### SET TASK
Of the lines in the entries, how many hold the word "indeholder"? Give that number alone.

— START —

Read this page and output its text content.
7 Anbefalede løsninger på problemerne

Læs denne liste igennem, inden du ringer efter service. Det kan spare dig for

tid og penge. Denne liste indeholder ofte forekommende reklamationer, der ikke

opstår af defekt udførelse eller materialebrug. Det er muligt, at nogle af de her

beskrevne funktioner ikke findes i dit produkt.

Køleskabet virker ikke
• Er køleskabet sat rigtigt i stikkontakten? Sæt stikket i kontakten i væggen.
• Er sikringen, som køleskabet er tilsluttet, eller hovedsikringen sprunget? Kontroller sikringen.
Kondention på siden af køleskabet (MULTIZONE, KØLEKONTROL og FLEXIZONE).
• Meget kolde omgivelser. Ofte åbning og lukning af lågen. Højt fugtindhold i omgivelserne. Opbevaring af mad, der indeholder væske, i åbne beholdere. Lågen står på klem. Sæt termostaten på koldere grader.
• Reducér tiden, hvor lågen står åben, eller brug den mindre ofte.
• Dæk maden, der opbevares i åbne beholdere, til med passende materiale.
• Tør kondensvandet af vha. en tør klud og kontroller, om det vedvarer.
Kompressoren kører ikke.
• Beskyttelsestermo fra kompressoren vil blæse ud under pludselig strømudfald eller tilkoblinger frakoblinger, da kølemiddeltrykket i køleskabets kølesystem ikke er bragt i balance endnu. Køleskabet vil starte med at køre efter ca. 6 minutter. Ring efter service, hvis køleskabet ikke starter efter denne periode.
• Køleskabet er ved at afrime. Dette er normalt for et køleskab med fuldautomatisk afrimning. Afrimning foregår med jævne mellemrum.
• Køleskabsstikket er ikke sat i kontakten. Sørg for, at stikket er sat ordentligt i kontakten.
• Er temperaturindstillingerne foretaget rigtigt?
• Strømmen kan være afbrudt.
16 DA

— END —

### THE REPLY
2